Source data
%%
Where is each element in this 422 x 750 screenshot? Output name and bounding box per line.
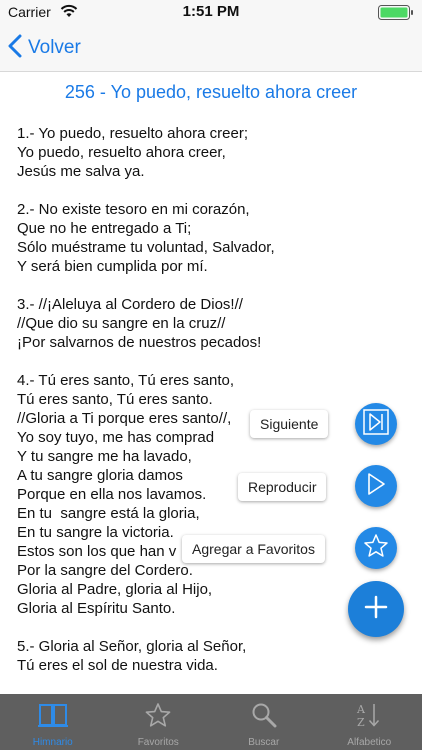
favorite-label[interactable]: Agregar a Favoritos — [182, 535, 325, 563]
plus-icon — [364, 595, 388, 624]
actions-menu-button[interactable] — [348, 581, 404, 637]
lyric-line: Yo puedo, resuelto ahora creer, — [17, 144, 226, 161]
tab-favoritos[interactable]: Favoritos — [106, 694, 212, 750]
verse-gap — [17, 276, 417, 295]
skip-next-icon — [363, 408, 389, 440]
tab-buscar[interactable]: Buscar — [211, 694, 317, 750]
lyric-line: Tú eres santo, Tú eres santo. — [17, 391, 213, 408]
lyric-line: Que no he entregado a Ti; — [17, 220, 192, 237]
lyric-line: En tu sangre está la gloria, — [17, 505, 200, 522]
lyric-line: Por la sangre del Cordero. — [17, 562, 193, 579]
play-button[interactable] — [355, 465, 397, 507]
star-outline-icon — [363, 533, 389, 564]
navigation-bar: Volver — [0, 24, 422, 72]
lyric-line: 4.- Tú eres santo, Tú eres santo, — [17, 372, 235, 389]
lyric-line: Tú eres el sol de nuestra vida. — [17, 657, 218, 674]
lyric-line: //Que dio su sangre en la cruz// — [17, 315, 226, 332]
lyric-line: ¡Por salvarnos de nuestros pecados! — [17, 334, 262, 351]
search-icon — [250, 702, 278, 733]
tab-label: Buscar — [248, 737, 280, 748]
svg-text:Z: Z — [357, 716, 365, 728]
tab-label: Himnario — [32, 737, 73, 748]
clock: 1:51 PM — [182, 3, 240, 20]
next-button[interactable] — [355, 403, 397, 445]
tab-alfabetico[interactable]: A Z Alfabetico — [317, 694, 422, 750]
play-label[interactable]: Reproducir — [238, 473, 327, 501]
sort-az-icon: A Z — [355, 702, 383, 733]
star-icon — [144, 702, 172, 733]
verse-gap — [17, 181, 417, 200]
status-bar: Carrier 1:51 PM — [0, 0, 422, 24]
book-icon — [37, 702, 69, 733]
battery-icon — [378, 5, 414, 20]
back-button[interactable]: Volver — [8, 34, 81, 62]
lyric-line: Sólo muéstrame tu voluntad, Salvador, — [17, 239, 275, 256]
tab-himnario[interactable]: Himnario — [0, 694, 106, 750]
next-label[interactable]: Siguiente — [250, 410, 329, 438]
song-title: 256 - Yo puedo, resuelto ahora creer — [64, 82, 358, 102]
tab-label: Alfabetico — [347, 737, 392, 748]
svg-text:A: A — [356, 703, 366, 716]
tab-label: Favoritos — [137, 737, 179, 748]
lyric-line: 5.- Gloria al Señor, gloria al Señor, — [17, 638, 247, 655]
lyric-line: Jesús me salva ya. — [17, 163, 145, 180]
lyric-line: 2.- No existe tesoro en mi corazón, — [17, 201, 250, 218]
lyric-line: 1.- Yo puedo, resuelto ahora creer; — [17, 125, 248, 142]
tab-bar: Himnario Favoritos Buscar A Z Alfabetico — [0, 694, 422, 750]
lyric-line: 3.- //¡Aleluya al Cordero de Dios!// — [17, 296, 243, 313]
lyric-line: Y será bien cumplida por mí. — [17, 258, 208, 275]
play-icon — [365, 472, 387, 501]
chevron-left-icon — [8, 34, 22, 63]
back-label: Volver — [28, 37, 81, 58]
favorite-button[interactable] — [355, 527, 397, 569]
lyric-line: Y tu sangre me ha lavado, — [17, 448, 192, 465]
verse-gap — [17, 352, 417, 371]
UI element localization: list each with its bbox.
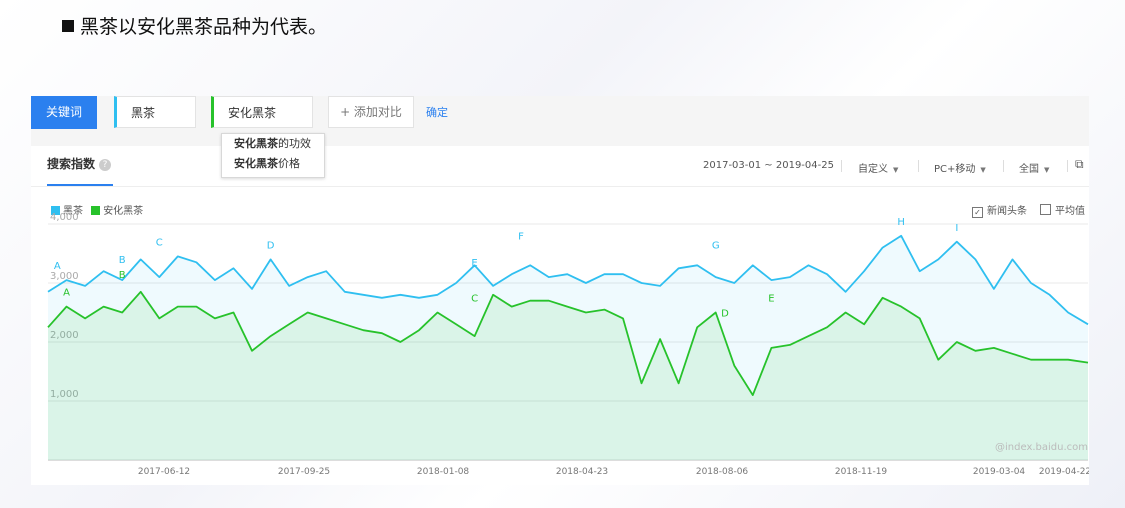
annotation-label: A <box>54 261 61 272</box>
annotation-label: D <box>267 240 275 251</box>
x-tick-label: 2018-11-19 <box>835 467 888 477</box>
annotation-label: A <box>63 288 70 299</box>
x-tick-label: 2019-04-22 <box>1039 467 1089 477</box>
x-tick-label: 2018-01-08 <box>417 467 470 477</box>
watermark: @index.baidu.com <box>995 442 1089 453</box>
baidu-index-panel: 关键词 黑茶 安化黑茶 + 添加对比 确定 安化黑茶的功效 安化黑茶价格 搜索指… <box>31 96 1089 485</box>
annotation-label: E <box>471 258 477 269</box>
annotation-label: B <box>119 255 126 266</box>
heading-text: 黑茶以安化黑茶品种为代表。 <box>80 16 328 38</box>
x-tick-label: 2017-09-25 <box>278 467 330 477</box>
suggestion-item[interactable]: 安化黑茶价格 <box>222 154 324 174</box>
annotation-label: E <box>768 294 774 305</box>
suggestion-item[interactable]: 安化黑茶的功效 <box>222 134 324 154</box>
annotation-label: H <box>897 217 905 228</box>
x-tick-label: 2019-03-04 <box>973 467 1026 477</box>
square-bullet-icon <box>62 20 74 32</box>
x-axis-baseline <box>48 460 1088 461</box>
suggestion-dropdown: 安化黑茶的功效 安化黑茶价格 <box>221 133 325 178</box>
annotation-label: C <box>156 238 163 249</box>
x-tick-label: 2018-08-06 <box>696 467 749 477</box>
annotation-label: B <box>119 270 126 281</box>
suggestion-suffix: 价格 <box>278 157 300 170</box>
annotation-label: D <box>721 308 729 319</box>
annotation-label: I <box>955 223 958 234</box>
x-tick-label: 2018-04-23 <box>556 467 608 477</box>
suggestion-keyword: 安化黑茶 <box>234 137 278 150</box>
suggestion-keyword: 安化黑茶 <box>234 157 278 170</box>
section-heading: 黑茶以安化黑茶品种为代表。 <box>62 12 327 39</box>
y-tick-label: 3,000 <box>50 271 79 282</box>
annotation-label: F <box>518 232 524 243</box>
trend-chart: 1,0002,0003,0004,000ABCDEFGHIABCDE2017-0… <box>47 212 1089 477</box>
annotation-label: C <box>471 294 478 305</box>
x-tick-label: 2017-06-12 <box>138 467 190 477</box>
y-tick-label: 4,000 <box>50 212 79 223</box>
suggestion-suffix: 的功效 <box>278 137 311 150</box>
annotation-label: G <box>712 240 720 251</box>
%%
» EXERCISE AIM
Quote every line of the data above word for word, leaving out the pictures.

» TASK ANSWER
Where is each element in this 422 x 750 screenshot? Output name and bounding box per line.
favorite-label[interactable]: Agregar a Favoritos — [182, 535, 325, 563]
plus-icon — [364, 595, 388, 624]
actions-menu-button[interactable] — [348, 581, 404, 637]
lyric-line: Yo puedo, resuelto ahora creer, — [17, 144, 226, 161]
tab-favoritos[interactable]: Favoritos — [106, 694, 212, 750]
verse-gap — [17, 276, 417, 295]
skip-next-icon — [363, 408, 389, 440]
tab-buscar[interactable]: Buscar — [211, 694, 317, 750]
lyric-line: Tú eres santo, Tú eres santo. — [17, 391, 213, 408]
lyric-line: Que no he entregado a Ti; — [17, 220, 192, 237]
lyric-line: En tu sangre está la gloria, — [17, 505, 200, 522]
lyric-line: Por la sangre del Cordero. — [17, 562, 193, 579]
play-button[interactable] — [355, 465, 397, 507]
star-outline-icon — [363, 533, 389, 564]
navigation-bar: Volver — [0, 24, 422, 72]
lyric-line: 4.- Tú eres santo, Tú eres santo, — [17, 372, 235, 389]
lyric-line: Tú eres el sol de nuestra vida. — [17, 657, 218, 674]
lyric-line: //Que dio su sangre en la cruz// — [17, 315, 226, 332]
lyric-line: ¡Por salvarnos de nuestros pecados! — [17, 334, 262, 351]
search-icon — [250, 702, 278, 733]
tab-label: Buscar — [248, 737, 280, 748]
svg-text:Z: Z — [357, 716, 365, 728]
tab-label: Himnario — [32, 737, 73, 748]
clock: 1:51 PM — [182, 3, 240, 20]
next-button[interactable] — [355, 403, 397, 445]
tab-alfabetico[interactable]: A Z Alfabetico — [317, 694, 422, 750]
play-label[interactable]: Reproducir — [238, 473, 327, 501]
sort-az-icon: A Z — [355, 702, 383, 733]
star-icon — [144, 702, 172, 733]
verse-gap — [17, 181, 417, 200]
status-bar: Carrier 1:51 PM — [0, 0, 422, 24]
book-icon — [37, 702, 69, 733]
battery-icon — [378, 5, 414, 20]
back-button[interactable]: Volver — [8, 34, 81, 62]
lyric-line: Sólo muéstrame tu voluntad, Salvador, — [17, 239, 275, 256]
tab-himnario[interactable]: Himnario — [0, 694, 106, 750]
next-label[interactable]: Siguiente — [250, 410, 329, 438]
song-title: 256 - Yo puedo, resuelto ahora creer — [64, 82, 358, 102]
tab-label: Alfabetico — [347, 737, 392, 748]
svg-text:A: A — [356, 703, 366, 716]
tab-label: Favoritos — [137, 737, 179, 748]
lyric-line: 5.- Gloria al Señor, gloria al Señor, — [17, 638, 247, 655]
lyric-line: Jesús me salva ya. — [17, 163, 145, 180]
lyric-line: 2.- No existe tesoro en mi corazón, — [17, 201, 250, 218]
lyric-line: 1.- Yo puedo, resuelto ahora creer; — [17, 125, 248, 142]
tab-bar: Himnario Favoritos Buscar A Z Alfabetico — [0, 694, 422, 750]
lyric-line: 3.- //¡Aleluya al Cordero de Dios!// — [17, 296, 243, 313]
lyric-line: Y será bien cumplida por mí. — [17, 258, 208, 275]
play-icon — [365, 472, 387, 501]
chevron-left-icon — [8, 34, 22, 63]
back-label: Volver — [28, 37, 81, 58]
favorite-button[interactable] — [355, 527, 397, 569]
lyric-line: Y tu sangre me ha lavado, — [17, 448, 192, 465]
verse-gap — [17, 352, 417, 371]
UI element localization: list each with its bbox.
annotation-label: A <box>54 261 61 272</box>
annotation-label: D <box>267 240 275 251</box>
x-tick-label: 2018-11-19 <box>835 467 888 477</box>
annotation-label: A <box>63 288 70 299</box>
x-tick-label: 2019-04-22 <box>1039 467 1089 477</box>
x-tick-label: 2018-01-08 <box>417 467 470 477</box>
watermark: @index.baidu.com <box>995 442 1089 453</box>
baidu-index-panel: 关键词 黑茶 安化黑茶 + 添加对比 确定 安化黑茶的功效 安化黑茶价格 搜索指… <box>31 96 1089 485</box>
annotation-label: E <box>471 258 477 269</box>
annotation-label: B <box>119 255 126 266</box>
heading-text: 黑茶以安化黑茶品种为代表。 <box>80 16 328 38</box>
x-tick-label: 2017-09-25 <box>278 467 330 477</box>
suggestion-item[interactable]: 安化黑茶价格 <box>222 154 324 174</box>
annotation-label: E <box>768 294 774 305</box>
suggestion-item[interactable]: 安化黑茶的功效 <box>222 134 324 154</box>
annotation-label: H <box>897 217 905 228</box>
x-tick-label: 2019-03-04 <box>973 467 1026 477</box>
square-bullet-icon <box>62 20 74 32</box>
x-axis-baseline <box>48 460 1088 461</box>
suggestion-dropdown: 安化黑茶的功效 安化黑茶价格 <box>221 133 325 178</box>
annotation-label: C <box>156 238 163 249</box>
x-tick-label: 2018-08-06 <box>696 467 749 477</box>
annotation-label: B <box>119 270 126 281</box>
suggestion-suffix: 价格 <box>278 157 300 170</box>
annotation-label: D <box>721 308 729 319</box>
annotation-label: I <box>955 223 958 234</box>
x-tick-label: 2018-04-23 <box>556 467 608 477</box>
suggestion-keyword: 安化黑茶 <box>234 137 278 150</box>
suggestion-keyword: 安化黑茶 <box>234 157 278 170</box>
section-heading: 黑茶以安化黑茶品种为代表。 <box>62 12 327 39</box>
y-tick-label: 3,000 <box>50 271 79 282</box>
annotation-label: F <box>518 232 524 243</box>
trend-chart: 1,0002,0003,0004,000ABCDEFGHIABCDE2017-0… <box>47 212 1089 477</box>
annotation-label: C <box>471 294 478 305</box>
x-tick-label: 2017-06-12 <box>138 467 190 477</box>
y-tick-label: 4,000 <box>50 212 79 223</box>
suggestion-suffix: 的功效 <box>278 137 311 150</box>
annotation-label: G <box>712 240 720 251</box>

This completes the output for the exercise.